## What you have to do
Give back the records below exactly, every one, with no pictures.

## Available data
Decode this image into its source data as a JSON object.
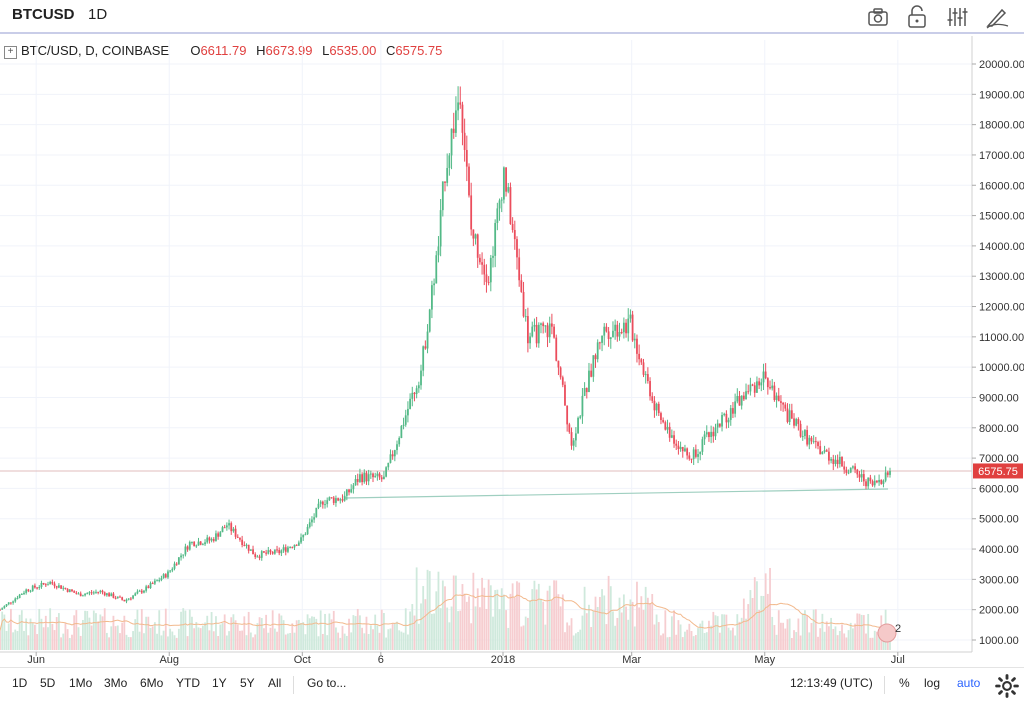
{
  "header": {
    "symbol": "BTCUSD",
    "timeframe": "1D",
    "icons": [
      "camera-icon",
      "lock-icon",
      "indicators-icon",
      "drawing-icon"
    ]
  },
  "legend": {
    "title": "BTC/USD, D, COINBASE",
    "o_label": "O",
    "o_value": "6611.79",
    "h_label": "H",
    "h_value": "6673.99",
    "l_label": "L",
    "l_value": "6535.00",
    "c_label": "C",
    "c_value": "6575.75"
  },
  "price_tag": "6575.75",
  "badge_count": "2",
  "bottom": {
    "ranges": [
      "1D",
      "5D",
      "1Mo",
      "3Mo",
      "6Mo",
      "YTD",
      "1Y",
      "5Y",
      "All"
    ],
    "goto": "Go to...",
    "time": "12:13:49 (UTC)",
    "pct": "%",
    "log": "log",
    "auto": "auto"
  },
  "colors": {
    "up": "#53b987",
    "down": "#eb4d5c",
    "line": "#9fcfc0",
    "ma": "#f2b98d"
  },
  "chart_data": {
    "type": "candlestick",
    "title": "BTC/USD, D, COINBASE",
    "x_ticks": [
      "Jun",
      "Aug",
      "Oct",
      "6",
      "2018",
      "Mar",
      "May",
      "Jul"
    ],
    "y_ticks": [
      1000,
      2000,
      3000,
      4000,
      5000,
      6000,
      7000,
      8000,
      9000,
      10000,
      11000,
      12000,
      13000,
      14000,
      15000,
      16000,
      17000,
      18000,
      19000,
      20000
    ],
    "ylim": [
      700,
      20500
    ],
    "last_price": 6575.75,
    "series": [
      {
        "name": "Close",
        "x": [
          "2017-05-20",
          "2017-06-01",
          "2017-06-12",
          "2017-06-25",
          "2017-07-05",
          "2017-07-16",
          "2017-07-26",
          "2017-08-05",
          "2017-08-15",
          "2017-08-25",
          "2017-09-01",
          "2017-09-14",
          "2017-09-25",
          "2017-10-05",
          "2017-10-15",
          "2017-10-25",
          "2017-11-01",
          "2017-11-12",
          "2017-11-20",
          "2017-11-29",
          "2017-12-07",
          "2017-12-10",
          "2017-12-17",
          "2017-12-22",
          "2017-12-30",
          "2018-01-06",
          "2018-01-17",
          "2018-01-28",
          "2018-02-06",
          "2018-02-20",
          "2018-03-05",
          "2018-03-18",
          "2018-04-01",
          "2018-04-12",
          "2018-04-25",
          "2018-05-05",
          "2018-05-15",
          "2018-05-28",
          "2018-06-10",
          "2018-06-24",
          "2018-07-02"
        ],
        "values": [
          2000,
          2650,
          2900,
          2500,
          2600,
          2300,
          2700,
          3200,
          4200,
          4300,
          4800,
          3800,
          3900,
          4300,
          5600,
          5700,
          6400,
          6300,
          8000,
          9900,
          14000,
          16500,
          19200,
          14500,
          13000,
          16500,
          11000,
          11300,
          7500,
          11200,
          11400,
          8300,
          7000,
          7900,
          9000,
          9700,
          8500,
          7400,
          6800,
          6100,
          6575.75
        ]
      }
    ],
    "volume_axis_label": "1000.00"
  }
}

## Written answer
Decode this image into its source data as a JSON object.
{
  "header": {
    "symbol": "BTCUSD",
    "timeframe": "1D",
    "icons": [
      "camera-icon",
      "lock-icon",
      "indicators-icon",
      "drawing-icon"
    ]
  },
  "legend": {
    "title": "BTC/USD, D, COINBASE",
    "o_label": "O",
    "o_value": "6611.79",
    "h_label": "H",
    "h_value": "6673.99",
    "l_label": "L",
    "l_value": "6535.00",
    "c_label": "C",
    "c_value": "6575.75"
  },
  "price_tag": "6575.75",
  "badge_count": "2",
  "bottom": {
    "ranges": [
      "1D",
      "5D",
      "1Mo",
      "3Mo",
      "6Mo",
      "YTD",
      "1Y",
      "5Y",
      "All"
    ],
    "goto": "Go to...",
    "time": "12:13:49 (UTC)",
    "pct": "%",
    "log": "log",
    "auto": "auto"
  },
  "colors": {
    "up": "#53b987",
    "down": "#eb4d5c",
    "line": "#9fcfc0",
    "ma": "#f2b98d"
  },
  "chart_data": {
    "type": "candlestick",
    "title": "BTC/USD, D, COINBASE",
    "x_ticks": [
      "Jun",
      "Aug",
      "Oct",
      "6",
      "2018",
      "Mar",
      "May",
      "Jul"
    ],
    "y_ticks": [
      1000,
      2000,
      3000,
      4000,
      5000,
      6000,
      7000,
      8000,
      9000,
      10000,
      11000,
      12000,
      13000,
      14000,
      15000,
      16000,
      17000,
      18000,
      19000,
      20000
    ],
    "ylim": [
      700,
      20500
    ],
    "last_price": 6575.75,
    "series": [
      {
        "name": "Close",
        "x": [
          "2017-05-20",
          "2017-06-01",
          "2017-06-12",
          "2017-06-25",
          "2017-07-05",
          "2017-07-16",
          "2017-07-26",
          "2017-08-05",
          "2017-08-15",
          "2017-08-25",
          "2017-09-01",
          "2017-09-14",
          "2017-09-25",
          "2017-10-05",
          "2017-10-15",
          "2017-10-25",
          "2017-11-01",
          "2017-11-12",
          "2017-11-20",
          "2017-11-29",
          "2017-12-07",
          "2017-12-10",
          "2017-12-17",
          "2017-12-22",
          "2017-12-30",
          "2018-01-06",
          "2018-01-17",
          "2018-01-28",
          "2018-02-06",
          "2018-02-20",
          "2018-03-05",
          "2018-03-18",
          "2018-04-01",
          "2018-04-12",
          "2018-04-25",
          "2018-05-05",
          "2018-05-15",
          "2018-05-28",
          "2018-06-10",
          "2018-06-24",
          "2018-07-02"
        ],
        "values": [
          2000,
          2650,
          2900,
          2500,
          2600,
          2300,
          2700,
          3200,
          4200,
          4300,
          4800,
          3800,
          3900,
          4300,
          5600,
          5700,
          6400,
          6300,
          8000,
          9900,
          14000,
          16500,
          19200,
          14500,
          13000,
          16500,
          11000,
          11300,
          7500,
          11200,
          11400,
          8300,
          7000,
          7900,
          9000,
          9700,
          8500,
          7400,
          6800,
          6100,
          6575.75
        ]
      }
    ],
    "volume_axis_label": "1000.00"
  }
}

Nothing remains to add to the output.